* _Work to be completed_
Show every line in the records below that contains the word "ARDS".

Source records:
+ + +
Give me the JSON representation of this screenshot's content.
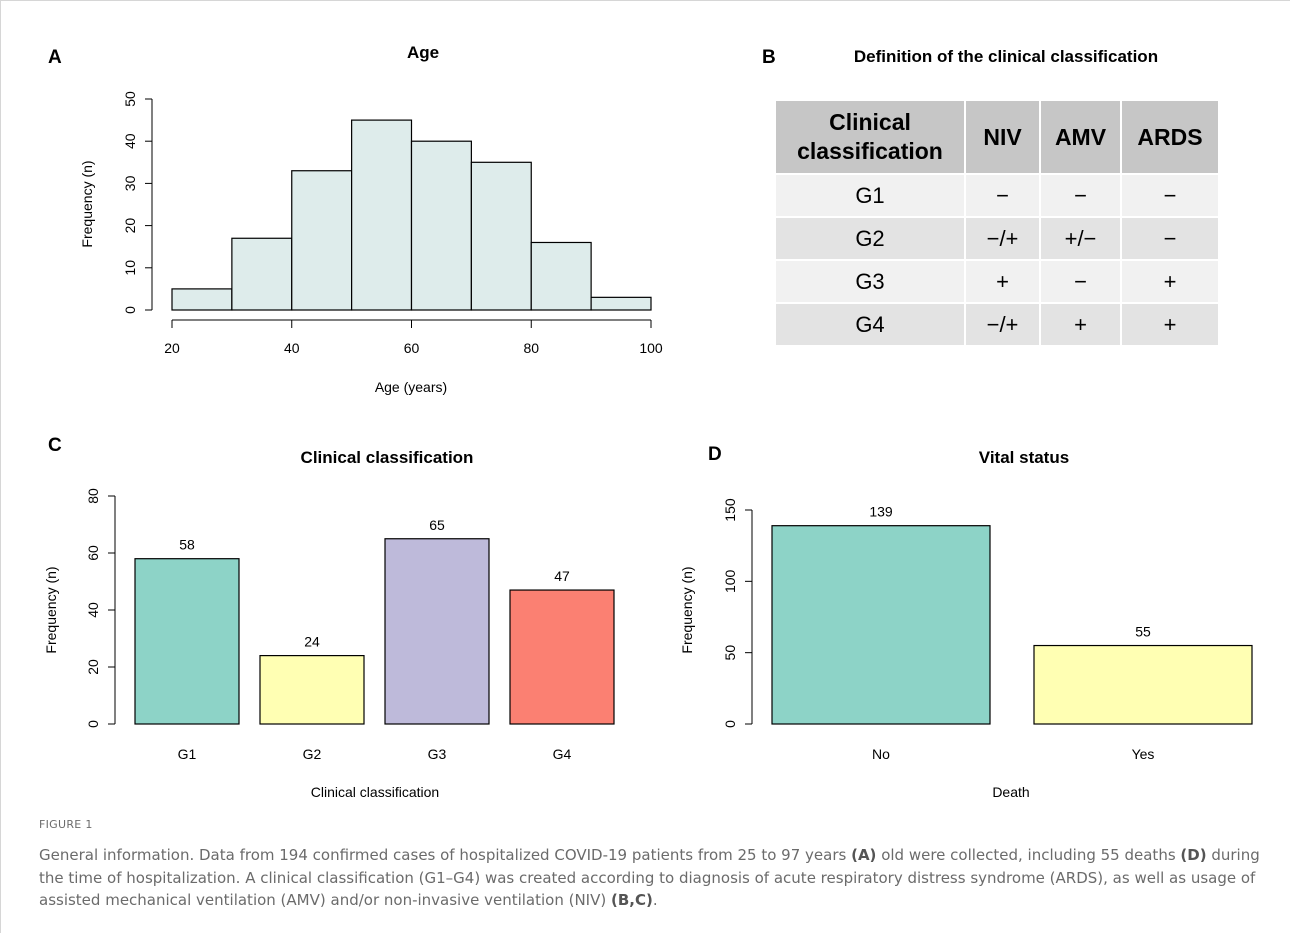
{
  "panels": {
    "a": {
      "letter": "A"
    },
    "b": {
      "letter": "B",
      "title": "Definition of the clinical classification"
    },
    "c": {
      "letter": "C"
    },
    "d": {
      "letter": "D"
    }
  },
  "table": {
    "headers": [
      "Clinical classification",
      "NIV",
      "AMV",
      "ARDS"
    ],
    "rows": [
      [
        "G1",
        "−",
        "−",
        "−"
      ],
      [
        "G2",
        "−/+",
        "+/−",
        "−"
      ],
      [
        "G3",
        "+",
        "−",
        "+"
      ],
      [
        "G4",
        "−/+",
        "+",
        "+"
      ]
    ]
  },
  "chart_data": [
    {
      "type": "bar",
      "subtype": "histogram",
      "title": "Age",
      "xlabel": "Age (years)",
      "ylabel": "Frequency (n)",
      "bin_edges": [
        20,
        30,
        40,
        50,
        60,
        70,
        80,
        90,
        100
      ],
      "values": [
        5,
        17,
        33,
        45,
        40,
        35,
        16,
        3
      ],
      "xticks": [
        20,
        40,
        60,
        80,
        100
      ],
      "yticks": [
        0,
        10,
        20,
        30,
        40,
        50
      ],
      "xlim": [
        20,
        100
      ],
      "ylim": [
        0,
        50
      ],
      "color": "#deeceb"
    },
    {
      "type": "bar",
      "title": "Clinical classification",
      "xlabel": "Clinical classification",
      "ylabel": "Frequency (n)",
      "categories": [
        "G1",
        "G2",
        "G3",
        "G4"
      ],
      "values": [
        58,
        24,
        65,
        47
      ],
      "yticks": [
        0,
        20,
        40,
        60,
        80
      ],
      "ylim": [
        0,
        80
      ],
      "colors": [
        "#8dd3c7",
        "#ffffb3",
        "#bebada",
        "#fb8072"
      ]
    },
    {
      "type": "bar",
      "title": "Vital status",
      "xlabel": "Death",
      "ylabel": "Frequency (n)",
      "categories": [
        "No",
        "Yes"
      ],
      "values": [
        139,
        55
      ],
      "yticks": [
        0,
        50,
        100,
        150
      ],
      "ylim": [
        0,
        150
      ],
      "colors": [
        "#8dd3c7",
        "#ffffb3"
      ]
    }
  ],
  "caption": {
    "label": "FIGURE 1",
    "parts": [
      {
        "t": "General information. Data from 194 confirmed cases of hospitalized COVID-19 patients from 25 to 97 years ",
        "b": false
      },
      {
        "t": "(A)",
        "b": true
      },
      {
        "t": " old were collected, including 55 deaths ",
        "b": false
      },
      {
        "t": "(D)",
        "b": true
      },
      {
        "t": " during the time of hospitalization. A clinical classification (G1–G4) was created according to diagnosis of acute respiratory distress syndrome (ARDS), as well as usage of assisted mechanical ventilation (AMV) and/or non-invasive ventilation (NIV) ",
        "b": false
      },
      {
        "t": "(B,C)",
        "b": true
      },
      {
        "t": ".",
        "b": false
      }
    ]
  }
}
+ + +
* _Exercise solution_
      "ARDS"
        "t": " during the time of hospitalization. A clinical classification (G1–G4) was created according to diagnosis of acute respiratory distress syndrome (ARDS), as well as usage of assisted mechanical ventilation (AMV) and/or non-invasive ventilation (NIV) ",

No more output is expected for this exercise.